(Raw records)

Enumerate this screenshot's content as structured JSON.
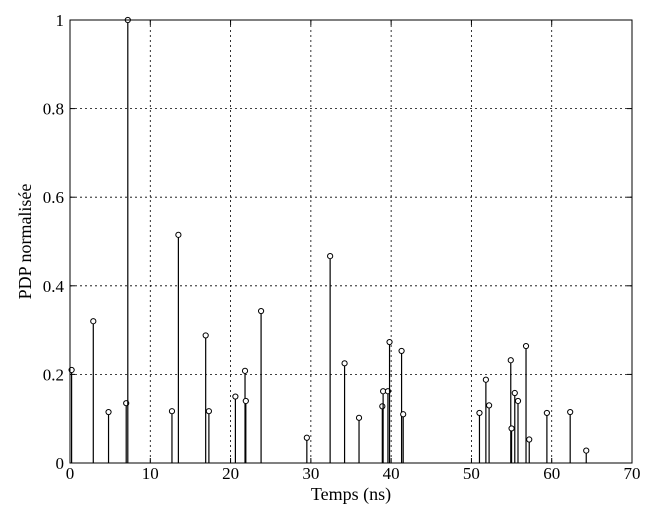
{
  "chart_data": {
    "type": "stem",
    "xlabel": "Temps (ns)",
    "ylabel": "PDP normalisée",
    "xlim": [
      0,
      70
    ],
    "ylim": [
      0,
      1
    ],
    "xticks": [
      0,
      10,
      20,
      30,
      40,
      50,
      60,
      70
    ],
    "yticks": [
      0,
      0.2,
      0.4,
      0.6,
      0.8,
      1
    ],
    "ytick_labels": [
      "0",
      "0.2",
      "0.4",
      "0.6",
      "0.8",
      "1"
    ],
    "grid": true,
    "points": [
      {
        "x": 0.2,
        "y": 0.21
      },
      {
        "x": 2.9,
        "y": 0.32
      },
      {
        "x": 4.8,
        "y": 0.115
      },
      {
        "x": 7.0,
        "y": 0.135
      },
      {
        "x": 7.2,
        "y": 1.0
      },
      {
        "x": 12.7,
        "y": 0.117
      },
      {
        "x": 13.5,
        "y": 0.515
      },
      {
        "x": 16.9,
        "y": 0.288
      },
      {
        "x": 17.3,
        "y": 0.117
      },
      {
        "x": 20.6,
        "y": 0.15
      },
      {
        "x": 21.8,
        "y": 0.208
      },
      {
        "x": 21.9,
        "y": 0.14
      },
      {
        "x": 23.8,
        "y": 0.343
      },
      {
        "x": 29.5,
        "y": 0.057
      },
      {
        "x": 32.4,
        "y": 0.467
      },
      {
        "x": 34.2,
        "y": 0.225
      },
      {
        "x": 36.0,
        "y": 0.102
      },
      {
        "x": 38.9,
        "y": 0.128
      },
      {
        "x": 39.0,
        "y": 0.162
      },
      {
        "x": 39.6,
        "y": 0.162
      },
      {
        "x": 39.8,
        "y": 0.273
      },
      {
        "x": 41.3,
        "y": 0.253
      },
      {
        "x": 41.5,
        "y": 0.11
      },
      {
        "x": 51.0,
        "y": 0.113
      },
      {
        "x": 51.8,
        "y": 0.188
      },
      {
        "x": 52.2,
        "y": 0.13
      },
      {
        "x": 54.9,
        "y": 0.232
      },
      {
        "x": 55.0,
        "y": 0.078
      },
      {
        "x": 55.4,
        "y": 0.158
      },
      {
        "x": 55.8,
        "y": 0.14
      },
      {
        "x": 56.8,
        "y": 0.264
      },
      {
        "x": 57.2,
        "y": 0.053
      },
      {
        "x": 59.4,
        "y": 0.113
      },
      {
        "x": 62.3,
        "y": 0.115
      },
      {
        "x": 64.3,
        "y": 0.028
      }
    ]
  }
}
---
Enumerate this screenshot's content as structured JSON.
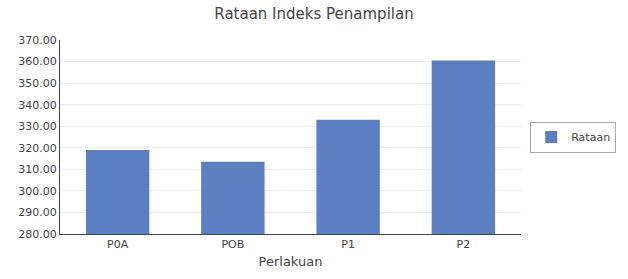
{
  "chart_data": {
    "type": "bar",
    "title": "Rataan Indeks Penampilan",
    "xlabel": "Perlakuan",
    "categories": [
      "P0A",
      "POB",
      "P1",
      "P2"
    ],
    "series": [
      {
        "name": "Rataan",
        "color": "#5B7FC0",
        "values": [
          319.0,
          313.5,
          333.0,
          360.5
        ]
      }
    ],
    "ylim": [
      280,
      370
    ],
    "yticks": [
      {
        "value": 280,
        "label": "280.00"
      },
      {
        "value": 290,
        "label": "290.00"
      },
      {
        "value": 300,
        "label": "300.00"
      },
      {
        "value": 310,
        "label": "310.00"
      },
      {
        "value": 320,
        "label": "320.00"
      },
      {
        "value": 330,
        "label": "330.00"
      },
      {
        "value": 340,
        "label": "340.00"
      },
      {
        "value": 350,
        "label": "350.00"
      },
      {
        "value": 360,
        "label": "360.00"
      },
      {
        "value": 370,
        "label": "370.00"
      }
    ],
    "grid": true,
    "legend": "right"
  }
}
...
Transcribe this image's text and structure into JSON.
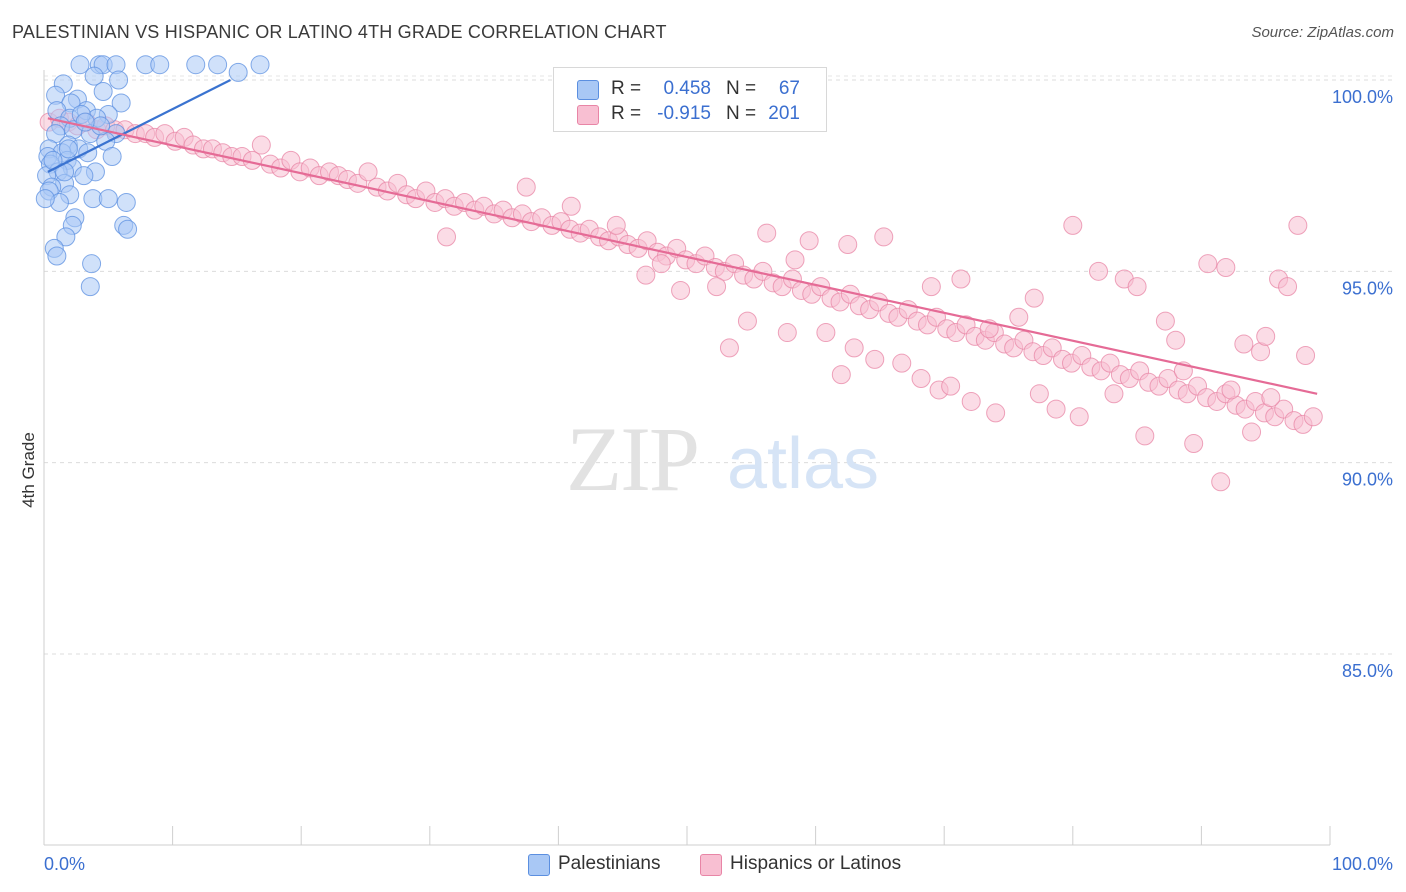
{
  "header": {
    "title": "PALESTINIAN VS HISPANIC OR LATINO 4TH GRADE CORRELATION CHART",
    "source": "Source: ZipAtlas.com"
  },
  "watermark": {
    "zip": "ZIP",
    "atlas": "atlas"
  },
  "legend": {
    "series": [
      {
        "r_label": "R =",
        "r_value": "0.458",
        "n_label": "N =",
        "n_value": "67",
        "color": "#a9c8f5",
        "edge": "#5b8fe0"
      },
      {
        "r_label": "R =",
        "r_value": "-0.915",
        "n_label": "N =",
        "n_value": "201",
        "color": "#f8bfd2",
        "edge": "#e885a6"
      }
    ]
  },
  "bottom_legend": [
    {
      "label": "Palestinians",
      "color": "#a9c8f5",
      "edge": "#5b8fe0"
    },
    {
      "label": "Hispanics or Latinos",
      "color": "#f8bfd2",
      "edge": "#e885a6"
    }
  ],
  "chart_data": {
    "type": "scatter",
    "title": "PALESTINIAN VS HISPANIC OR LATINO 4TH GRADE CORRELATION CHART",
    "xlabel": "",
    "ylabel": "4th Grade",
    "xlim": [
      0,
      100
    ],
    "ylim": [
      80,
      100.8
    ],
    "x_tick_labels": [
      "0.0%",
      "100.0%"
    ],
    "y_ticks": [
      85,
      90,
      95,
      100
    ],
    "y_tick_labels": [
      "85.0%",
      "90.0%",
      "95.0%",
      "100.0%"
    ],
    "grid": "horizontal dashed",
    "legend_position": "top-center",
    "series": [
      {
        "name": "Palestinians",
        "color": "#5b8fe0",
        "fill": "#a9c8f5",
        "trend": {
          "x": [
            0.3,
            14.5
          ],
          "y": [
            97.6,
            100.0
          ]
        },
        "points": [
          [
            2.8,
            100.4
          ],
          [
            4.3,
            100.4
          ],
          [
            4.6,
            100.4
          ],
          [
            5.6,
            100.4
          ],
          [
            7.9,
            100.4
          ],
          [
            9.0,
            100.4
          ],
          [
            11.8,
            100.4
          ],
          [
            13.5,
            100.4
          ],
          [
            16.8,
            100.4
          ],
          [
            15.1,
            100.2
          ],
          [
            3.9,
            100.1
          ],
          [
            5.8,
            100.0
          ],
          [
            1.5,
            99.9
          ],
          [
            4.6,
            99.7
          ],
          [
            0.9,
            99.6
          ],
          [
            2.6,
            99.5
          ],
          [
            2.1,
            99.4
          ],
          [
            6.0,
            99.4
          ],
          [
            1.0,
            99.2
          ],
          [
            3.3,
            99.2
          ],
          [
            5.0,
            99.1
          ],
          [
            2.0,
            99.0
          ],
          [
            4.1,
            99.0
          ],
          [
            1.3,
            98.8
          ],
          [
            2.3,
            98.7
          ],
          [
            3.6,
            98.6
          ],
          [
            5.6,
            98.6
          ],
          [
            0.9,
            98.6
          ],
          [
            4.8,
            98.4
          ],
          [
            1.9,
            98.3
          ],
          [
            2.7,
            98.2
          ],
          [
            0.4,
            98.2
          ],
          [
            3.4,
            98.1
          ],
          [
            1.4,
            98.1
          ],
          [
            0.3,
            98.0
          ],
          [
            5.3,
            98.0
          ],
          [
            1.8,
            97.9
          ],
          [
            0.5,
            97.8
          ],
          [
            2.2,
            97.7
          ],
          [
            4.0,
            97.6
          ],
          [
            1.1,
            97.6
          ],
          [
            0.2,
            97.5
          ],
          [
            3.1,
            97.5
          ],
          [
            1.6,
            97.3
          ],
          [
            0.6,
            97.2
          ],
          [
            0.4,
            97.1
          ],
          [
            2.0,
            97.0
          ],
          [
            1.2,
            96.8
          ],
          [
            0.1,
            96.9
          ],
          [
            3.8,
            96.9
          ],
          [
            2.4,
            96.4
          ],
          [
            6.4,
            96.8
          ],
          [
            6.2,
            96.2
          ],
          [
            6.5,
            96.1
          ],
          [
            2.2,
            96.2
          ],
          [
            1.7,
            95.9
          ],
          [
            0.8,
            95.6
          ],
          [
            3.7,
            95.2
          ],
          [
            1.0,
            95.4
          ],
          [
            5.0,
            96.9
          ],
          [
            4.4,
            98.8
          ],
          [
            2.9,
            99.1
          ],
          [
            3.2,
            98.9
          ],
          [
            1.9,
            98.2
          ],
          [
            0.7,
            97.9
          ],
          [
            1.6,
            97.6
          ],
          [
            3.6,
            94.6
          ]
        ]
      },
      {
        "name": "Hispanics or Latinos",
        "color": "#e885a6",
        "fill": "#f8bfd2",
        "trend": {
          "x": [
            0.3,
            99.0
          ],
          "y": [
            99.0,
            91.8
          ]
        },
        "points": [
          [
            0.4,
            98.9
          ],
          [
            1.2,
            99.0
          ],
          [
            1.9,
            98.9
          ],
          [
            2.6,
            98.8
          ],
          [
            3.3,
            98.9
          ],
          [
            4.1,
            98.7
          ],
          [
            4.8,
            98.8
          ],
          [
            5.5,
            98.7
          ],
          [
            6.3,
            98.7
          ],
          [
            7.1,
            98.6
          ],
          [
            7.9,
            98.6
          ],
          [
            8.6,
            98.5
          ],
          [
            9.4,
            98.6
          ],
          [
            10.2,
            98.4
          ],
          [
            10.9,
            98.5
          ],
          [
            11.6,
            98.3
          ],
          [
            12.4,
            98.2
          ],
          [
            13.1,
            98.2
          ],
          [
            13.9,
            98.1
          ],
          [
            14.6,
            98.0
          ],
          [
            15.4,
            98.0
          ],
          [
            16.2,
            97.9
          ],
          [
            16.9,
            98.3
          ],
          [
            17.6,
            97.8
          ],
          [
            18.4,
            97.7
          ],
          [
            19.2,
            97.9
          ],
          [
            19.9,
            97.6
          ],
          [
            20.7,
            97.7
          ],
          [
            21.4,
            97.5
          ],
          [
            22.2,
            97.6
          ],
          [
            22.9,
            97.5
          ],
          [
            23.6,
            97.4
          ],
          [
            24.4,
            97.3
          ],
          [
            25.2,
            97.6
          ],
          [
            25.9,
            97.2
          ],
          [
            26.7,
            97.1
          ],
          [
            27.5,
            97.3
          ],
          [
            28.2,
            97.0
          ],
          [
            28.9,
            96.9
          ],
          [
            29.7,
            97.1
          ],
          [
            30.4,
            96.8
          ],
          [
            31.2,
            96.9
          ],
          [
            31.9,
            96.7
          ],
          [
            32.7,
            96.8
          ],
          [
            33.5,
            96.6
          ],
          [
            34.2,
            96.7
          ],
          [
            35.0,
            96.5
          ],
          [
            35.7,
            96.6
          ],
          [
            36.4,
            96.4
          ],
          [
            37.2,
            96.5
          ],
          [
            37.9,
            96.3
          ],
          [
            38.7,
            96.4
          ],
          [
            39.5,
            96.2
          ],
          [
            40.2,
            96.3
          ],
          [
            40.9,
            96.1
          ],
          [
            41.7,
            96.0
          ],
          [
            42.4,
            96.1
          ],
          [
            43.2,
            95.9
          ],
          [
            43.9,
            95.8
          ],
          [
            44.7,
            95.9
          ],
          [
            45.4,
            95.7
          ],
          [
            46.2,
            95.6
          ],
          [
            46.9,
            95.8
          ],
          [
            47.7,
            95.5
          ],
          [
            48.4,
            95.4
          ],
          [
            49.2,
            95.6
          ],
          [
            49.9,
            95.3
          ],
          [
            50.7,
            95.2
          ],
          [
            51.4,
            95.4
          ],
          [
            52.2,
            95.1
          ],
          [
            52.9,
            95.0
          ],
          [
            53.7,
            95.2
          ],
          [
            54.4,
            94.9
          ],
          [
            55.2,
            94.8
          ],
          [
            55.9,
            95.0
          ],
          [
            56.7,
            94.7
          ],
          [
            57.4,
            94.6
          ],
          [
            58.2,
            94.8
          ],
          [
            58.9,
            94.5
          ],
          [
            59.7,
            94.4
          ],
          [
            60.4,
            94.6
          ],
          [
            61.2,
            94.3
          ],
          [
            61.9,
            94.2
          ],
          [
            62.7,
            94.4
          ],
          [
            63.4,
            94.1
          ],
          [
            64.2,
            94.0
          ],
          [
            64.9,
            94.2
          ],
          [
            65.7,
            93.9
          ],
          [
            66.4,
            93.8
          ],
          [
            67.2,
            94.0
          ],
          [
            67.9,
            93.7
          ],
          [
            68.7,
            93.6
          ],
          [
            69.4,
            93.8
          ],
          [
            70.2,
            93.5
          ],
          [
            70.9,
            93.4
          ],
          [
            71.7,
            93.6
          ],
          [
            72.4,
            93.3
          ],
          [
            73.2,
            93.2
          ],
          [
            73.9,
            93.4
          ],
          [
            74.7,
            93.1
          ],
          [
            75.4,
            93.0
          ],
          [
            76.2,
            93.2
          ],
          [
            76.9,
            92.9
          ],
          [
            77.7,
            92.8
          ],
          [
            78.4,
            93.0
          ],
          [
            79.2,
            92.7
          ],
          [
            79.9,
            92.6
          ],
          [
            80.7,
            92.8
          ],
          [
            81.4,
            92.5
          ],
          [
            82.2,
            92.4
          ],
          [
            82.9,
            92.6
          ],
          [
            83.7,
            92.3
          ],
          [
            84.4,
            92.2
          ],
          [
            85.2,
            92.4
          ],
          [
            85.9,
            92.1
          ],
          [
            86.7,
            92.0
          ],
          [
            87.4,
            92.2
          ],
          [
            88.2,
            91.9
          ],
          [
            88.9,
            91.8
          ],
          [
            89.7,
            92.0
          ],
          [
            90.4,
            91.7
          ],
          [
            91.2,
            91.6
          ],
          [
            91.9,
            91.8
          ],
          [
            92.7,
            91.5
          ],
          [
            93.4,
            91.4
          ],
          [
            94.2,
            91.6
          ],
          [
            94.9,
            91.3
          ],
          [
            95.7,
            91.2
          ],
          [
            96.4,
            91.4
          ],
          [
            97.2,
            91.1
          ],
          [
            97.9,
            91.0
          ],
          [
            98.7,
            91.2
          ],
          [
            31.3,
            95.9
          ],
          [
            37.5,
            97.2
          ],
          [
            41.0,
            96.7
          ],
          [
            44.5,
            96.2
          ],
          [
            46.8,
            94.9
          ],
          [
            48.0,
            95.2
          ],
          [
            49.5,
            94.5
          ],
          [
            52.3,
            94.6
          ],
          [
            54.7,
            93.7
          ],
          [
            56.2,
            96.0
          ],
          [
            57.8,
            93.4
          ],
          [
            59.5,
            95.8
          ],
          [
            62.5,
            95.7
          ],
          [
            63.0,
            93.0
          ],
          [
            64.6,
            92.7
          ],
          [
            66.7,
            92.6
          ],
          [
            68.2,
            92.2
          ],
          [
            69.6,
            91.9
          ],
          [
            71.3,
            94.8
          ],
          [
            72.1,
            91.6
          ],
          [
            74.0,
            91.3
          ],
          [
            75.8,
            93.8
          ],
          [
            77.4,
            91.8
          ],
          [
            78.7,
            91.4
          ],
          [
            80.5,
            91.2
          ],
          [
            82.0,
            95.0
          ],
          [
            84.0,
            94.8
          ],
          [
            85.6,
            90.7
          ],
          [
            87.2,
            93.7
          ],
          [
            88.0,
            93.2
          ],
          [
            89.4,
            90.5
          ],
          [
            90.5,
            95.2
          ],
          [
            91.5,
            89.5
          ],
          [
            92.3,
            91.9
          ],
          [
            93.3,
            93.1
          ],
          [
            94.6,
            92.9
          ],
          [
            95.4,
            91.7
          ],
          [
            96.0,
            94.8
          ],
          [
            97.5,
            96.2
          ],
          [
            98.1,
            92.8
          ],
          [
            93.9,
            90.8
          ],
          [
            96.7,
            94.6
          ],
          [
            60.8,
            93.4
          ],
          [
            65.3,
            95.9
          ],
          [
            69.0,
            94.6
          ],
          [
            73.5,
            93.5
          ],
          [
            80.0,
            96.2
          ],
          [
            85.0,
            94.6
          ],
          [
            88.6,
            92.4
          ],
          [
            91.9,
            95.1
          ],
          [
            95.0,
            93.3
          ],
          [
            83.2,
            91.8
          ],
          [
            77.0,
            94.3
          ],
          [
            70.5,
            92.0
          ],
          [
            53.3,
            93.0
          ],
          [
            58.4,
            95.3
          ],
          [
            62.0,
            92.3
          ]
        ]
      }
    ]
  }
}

• [TASK INSTRUCTIONS]:
Pick each line holding the word "Rataan" out of the data and copy it.

• [OUTPUT OF THE EXERCISE]:
    "title": "Rataan Indeks Penampilan",
        "name": "Rataan",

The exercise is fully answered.